== Task statement ==
Each line of the listing must be transcribed exactly, except for the images, which should be excluded.

+ + + + + + +

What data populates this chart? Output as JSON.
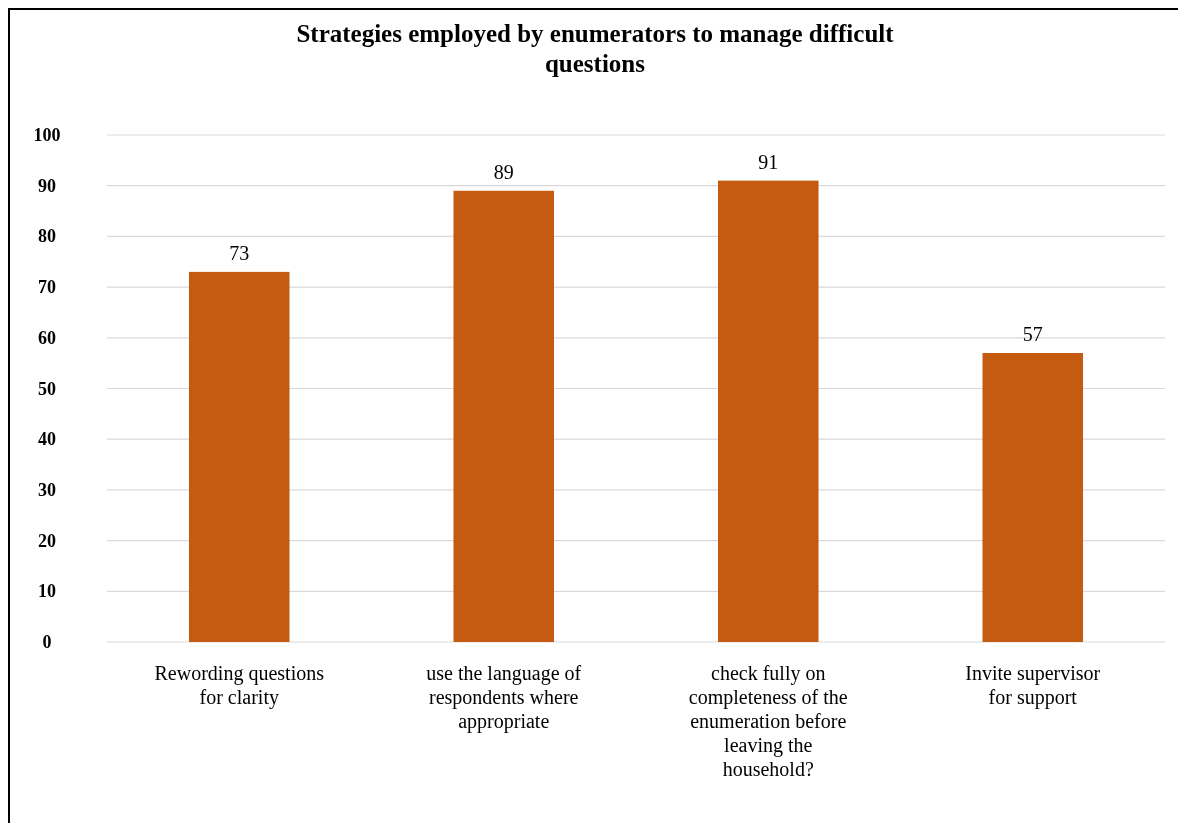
{
  "chart_data": {
    "type": "bar",
    "title": "Strategies employed by enumerators to manage difficult questions",
    "categories": [
      "Rewording questions for clarity",
      "use the language of respondents where appropriate",
      "check fully on completeness of the enumeration before leaving the household?",
      "Invite supervisor for support"
    ],
    "values": [
      73,
      89,
      91,
      57
    ],
    "color": "#c55a11",
    "data_labels": true,
    "ylim": [
      0,
      100
    ],
    "yticks": [
      0,
      10,
      20,
      30,
      40,
      50,
      60,
      70,
      80,
      90,
      100
    ],
    "grid": "y"
  }
}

+ + + + + + +

== Task response ==
What data populates this chart? Output as JSON.
{
  "chart_data": {
    "type": "bar",
    "title": "Strategies employed by enumerators to manage difficult questions",
    "categories": [
      "Rewording questions for clarity",
      "use the language of respondents where appropriate",
      "check fully on completeness of the enumeration before leaving the household?",
      "Invite supervisor for support"
    ],
    "values": [
      73,
      89,
      91,
      57
    ],
    "color": "#c55a11",
    "data_labels": true,
    "ylim": [
      0,
      100
    ],
    "yticks": [
      0,
      10,
      20,
      30,
      40,
      50,
      60,
      70,
      80,
      90,
      100
    ],
    "grid": "y"
  }
}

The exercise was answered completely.